** begin The data **
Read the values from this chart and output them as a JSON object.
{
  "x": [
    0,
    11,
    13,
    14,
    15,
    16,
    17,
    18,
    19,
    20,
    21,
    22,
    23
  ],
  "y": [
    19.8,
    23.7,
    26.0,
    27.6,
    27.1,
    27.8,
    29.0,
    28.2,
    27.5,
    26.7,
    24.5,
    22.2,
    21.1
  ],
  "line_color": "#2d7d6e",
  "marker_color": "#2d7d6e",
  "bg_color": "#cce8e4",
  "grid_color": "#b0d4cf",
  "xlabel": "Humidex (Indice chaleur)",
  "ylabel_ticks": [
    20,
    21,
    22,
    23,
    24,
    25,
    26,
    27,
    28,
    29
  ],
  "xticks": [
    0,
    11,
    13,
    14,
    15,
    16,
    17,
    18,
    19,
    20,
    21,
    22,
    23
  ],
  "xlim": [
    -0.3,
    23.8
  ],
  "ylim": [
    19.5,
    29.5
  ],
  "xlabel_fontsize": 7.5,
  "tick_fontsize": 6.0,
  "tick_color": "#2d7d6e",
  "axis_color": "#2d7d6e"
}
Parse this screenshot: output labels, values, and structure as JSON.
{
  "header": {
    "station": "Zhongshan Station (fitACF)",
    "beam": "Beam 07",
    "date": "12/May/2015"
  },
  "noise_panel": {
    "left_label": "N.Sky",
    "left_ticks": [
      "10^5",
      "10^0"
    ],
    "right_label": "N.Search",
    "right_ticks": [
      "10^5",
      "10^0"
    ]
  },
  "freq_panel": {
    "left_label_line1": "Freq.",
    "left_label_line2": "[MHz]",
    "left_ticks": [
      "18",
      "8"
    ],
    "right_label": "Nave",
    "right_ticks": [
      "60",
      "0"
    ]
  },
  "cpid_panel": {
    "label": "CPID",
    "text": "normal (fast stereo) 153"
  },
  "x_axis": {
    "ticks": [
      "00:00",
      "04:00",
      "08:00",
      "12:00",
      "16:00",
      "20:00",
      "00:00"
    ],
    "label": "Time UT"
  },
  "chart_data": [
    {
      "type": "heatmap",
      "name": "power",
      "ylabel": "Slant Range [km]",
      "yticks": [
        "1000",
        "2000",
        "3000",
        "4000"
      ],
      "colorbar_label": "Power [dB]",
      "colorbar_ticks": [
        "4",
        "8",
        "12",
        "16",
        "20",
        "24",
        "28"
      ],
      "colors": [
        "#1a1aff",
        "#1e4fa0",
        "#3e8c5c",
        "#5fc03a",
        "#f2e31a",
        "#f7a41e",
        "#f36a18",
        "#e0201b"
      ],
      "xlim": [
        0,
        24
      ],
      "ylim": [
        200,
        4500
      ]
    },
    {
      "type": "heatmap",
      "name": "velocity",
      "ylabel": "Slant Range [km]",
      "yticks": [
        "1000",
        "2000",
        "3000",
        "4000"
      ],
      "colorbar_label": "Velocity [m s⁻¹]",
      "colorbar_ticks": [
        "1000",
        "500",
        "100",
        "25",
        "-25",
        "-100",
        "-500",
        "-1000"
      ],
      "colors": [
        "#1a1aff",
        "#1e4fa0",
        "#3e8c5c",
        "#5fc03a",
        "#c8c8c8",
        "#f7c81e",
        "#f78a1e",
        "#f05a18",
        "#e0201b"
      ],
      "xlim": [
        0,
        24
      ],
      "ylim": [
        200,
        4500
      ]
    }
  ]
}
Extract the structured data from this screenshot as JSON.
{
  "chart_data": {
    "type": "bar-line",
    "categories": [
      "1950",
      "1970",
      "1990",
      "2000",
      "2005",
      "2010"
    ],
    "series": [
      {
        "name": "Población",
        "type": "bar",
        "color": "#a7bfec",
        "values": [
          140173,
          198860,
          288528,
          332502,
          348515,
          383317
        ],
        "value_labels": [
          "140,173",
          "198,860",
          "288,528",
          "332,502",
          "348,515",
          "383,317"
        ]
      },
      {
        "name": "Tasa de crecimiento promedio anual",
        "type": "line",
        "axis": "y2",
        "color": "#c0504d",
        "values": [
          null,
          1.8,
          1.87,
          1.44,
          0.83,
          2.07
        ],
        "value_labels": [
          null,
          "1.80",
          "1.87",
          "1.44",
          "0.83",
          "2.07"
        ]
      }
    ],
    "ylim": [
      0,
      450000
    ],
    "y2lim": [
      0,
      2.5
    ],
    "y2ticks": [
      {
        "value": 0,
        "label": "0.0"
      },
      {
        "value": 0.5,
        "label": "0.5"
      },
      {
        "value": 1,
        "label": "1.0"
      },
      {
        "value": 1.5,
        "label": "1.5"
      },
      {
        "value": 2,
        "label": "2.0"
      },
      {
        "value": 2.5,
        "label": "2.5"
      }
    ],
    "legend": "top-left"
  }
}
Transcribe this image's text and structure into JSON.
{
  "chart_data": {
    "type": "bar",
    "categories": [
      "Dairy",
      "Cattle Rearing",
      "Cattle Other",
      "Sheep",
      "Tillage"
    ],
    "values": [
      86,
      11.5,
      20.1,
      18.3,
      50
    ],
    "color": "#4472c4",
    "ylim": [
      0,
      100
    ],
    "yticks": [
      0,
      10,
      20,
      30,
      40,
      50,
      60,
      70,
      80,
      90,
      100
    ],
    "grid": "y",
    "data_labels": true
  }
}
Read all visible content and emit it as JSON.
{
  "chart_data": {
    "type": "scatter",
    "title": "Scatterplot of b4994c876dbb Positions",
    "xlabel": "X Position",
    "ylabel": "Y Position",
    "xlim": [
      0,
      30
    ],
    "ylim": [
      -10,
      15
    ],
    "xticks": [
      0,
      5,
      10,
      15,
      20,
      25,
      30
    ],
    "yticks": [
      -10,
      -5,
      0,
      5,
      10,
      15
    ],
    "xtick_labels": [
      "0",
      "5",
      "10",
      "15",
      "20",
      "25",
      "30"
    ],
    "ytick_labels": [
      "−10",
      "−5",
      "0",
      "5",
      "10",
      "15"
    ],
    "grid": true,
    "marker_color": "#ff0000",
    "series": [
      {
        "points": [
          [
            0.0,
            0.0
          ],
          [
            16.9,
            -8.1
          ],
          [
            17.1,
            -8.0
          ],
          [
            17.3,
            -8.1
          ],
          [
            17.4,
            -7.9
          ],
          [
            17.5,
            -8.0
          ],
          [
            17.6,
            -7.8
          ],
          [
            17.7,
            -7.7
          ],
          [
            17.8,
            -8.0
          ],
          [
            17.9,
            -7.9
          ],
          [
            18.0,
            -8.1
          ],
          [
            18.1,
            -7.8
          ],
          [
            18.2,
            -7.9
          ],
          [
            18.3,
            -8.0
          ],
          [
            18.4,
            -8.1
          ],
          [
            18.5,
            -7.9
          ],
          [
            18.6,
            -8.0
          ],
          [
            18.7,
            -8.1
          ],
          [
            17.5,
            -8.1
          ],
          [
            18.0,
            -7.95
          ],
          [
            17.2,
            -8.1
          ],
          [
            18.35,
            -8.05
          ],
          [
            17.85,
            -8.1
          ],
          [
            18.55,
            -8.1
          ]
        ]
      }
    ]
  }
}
** end The data **
> [Brief]
All of the entries need to be reproduced exactly; please write them out.

> [Task answer]
Read the values from this chart and output them as a JSON object.
{
  "x": [
    0,
    11,
    13,
    14,
    15,
    16,
    17,
    18,
    19,
    20,
    21,
    22,
    23
  ],
  "y": [
    19.8,
    23.7,
    26.0,
    27.6,
    27.1,
    27.8,
    29.0,
    28.2,
    27.5,
    26.7,
    24.5,
    22.2,
    21.1
  ],
  "line_color": "#2d7d6e",
  "marker_color": "#2d7d6e",
  "bg_color": "#cce8e4",
  "grid_color": "#b0d4cf",
  "xlabel": "Humidex (Indice chaleur)",
  "ylabel_ticks": [
    20,
    21,
    22,
    23,
    24,
    25,
    26,
    27,
    28,
    29
  ],
  "xticks": [
    0,
    11,
    13,
    14,
    15,
    16,
    17,
    18,
    19,
    20,
    21,
    22,
    23
  ],
  "xlim": [
    -0.3,
    23.8
  ],
  "ylim": [
    19.5,
    29.5
  ],
  "xlabel_fontsize": 7.5,
  "tick_fontsize": 6.0,
  "tick_color": "#2d7d6e",
  "axis_color": "#2d7d6e"
}
Parse this screenshot: output labels, values, and structure as JSON.
{
  "header": {
    "station": "Zhongshan Station (fitACF)",
    "beam": "Beam 07",
    "date": "12/May/2015"
  },
  "noise_panel": {
    "left_label": "N.Sky",
    "left_ticks": [
      "10^5",
      "10^0"
    ],
    "right_label": "N.Search",
    "right_ticks": [
      "10^5",
      "10^0"
    ]
  },
  "freq_panel": {
    "left_label_line1": "Freq.",
    "left_label_line2": "[MHz]",
    "left_ticks": [
      "18",
      "8"
    ],
    "right_label": "Nave",
    "right_ticks": [
      "60",
      "0"
    ]
  },
  "cpid_panel": {
    "label": "CPID",
    "text": "normal (fast stereo) 153"
  },
  "x_axis": {
    "ticks": [
      "00:00",
      "04:00",
      "08:00",
      "12:00",
      "16:00",
      "20:00",
      "00:00"
    ],
    "label": "Time UT"
  },
  "chart_data": [
    {
      "type": "heatmap",
      "name": "power",
      "ylabel": "Slant Range [km]",
      "yticks": [
        "1000",
        "2000",
        "3000",
        "4000"
      ],
      "colorbar_label": "Power [dB]",
      "colorbar_ticks": [
        "4",
        "8",
        "12",
        "16",
        "20",
        "24",
        "28"
      ],
      "colors": [
        "#1a1aff",
        "#1e4fa0",
        "#3e8c5c",
        "#5fc03a",
        "#f2e31a",
        "#f7a41e",
        "#f36a18",
        "#e0201b"
      ],
      "xlim": [
        0,
        24
      ],
      "ylim": [
        200,
        4500
      ]
    },
    {
      "type": "heatmap",
      "name": "velocity",
      "ylabel": "Slant Range [km]",
      "yticks": [
        "1000",
        "2000",
        "3000",
        "4000"
      ],
      "colorbar_label": "Velocity [m s⁻¹]",
      "colorbar_ticks": [
        "1000",
        "500",
        "100",
        "25",
        "-25",
        "-100",
        "-500",
        "-1000"
      ],
      "colors": [
        "#1a1aff",
        "#1e4fa0",
        "#3e8c5c",
        "#5fc03a",
        "#c8c8c8",
        "#f7c81e",
        "#f78a1e",
        "#f05a18",
        "#e0201b"
      ],
      "xlim": [
        0,
        24
      ],
      "ylim": [
        200,
        4500
      ]
    }
  ]
}
Extract the structured data from this screenshot as JSON.
{
  "chart_data": {
    "type": "bar-line",
    "categories": [
      "1950",
      "1970",
      "1990",
      "2000",
      "2005",
      "2010"
    ],
    "series": [
      {
        "name": "Población",
        "type": "bar",
        "color": "#a7bfec",
        "values": [
          140173,
          198860,
          288528,
          332502,
          348515,
          383317
        ],
        "value_labels": [
          "140,173",
          "198,860",
          "288,528",
          "332,502",
          "348,515",
          "383,317"
        ]
      },
      {
        "name": "Tasa de crecimiento promedio anual",
        "type": "line",
        "axis": "y2",
        "color": "#c0504d",
        "values": [
          null,
          1.8,
          1.87,
          1.44,
          0.83,
          2.07
        ],
        "value_labels": [
          null,
          "1.80",
          "1.87",
          "1.44",
          "0.83",
          "2.07"
        ]
      }
    ],
    "ylim": [
      0,
      450000
    ],
    "y2lim": [
      0,
      2.5
    ],
    "y2ticks": [
      {
        "value": 0,
        "label": "0.0"
      },
      {
        "value": 0.5,
        "label": "0.5"
      },
      {
        "value": 1,
        "label": "1.0"
      },
      {
        "value": 1.5,
        "label": "1.5"
      },
      {
        "value": 2,
        "label": "2.0"
      },
      {
        "value": 2.5,
        "label": "2.5"
      }
    ],
    "legend": "top-left"
  }
}
Transcribe this image's text and structure into JSON.
{
  "chart_data": {
    "type": "bar",
    "categories": [
      "Dairy",
      "Cattle Rearing",
      "Cattle Other",
      "Sheep",
      "Tillage"
    ],
    "values": [
      86,
      11.5,
      20.1,
      18.3,
      50
    ],
    "color": "#4472c4",
    "ylim": [
      0,
      100
    ],
    "yticks": [
      0,
      10,
      20,
      30,
      40,
      50,
      60,
      70,
      80,
      90,
      100
    ],
    "grid": "y",
    "data_labels": true
  }
}
Read all visible content and emit it as JSON.
{
  "chart_data": {
    "type": "scatter",
    "title": "Scatterplot of b4994c876dbb Positions",
    "xlabel": "X Position",
    "ylabel": "Y Position",
    "xlim": [
      0,
      30
    ],
    "ylim": [
      -10,
      15
    ],
    "xticks": [
      0,
      5,
      10,
      15,
      20,
      25,
      30
    ],
    "yticks": [
      -10,
      -5,
      0,
      5,
      10,
      15
    ],
    "xtick_labels": [
      "0",
      "5",
      "10",
      "15",
      "20",
      "25",
      "30"
    ],
    "ytick_labels": [
      "−10",
      "−5",
      "0",
      "5",
      "10",
      "15"
    ],
    "grid": true,
    "marker_color": "#ff0000",
    "series": [
      {
        "points": [
          [
            0.0,
            0.0
          ],
          [
            16.9,
            -8.1
          ],
          [
            17.1,
            -8.0
          ],
          [
            17.3,
            -8.1
          ],
          [
            17.4,
            -7.9
          ],
          [
            17.5,
            -8.0
          ],
          [
            17.6,
            -7.8
          ],
          [
            17.7,
            -7.7
          ],
          [
            17.8,
            -8.0
          ],
          [
            17.9,
            -7.9
          ],
          [
            18.0,
            -8.1
          ],
          [
            18.1,
            -7.8
          ],
          [
            18.2,
            -7.9
          ],
          [
            18.3,
            -8.0
          ],
          [
            18.4,
            -8.1
          ],
          [
            18.5,
            -7.9
          ],
          [
            18.6,
            -8.0
          ],
          [
            18.7,
            -8.1
          ],
          [
            17.5,
            -8.1
          ],
          [
            18.0,
            -7.95
          ],
          [
            17.2,
            -8.1
          ],
          [
            18.35,
            -8.05
          ],
          [
            17.85,
            -8.1
          ],
          [
            18.55,
            -8.1
          ]
        ]
      }
    ]
  }
}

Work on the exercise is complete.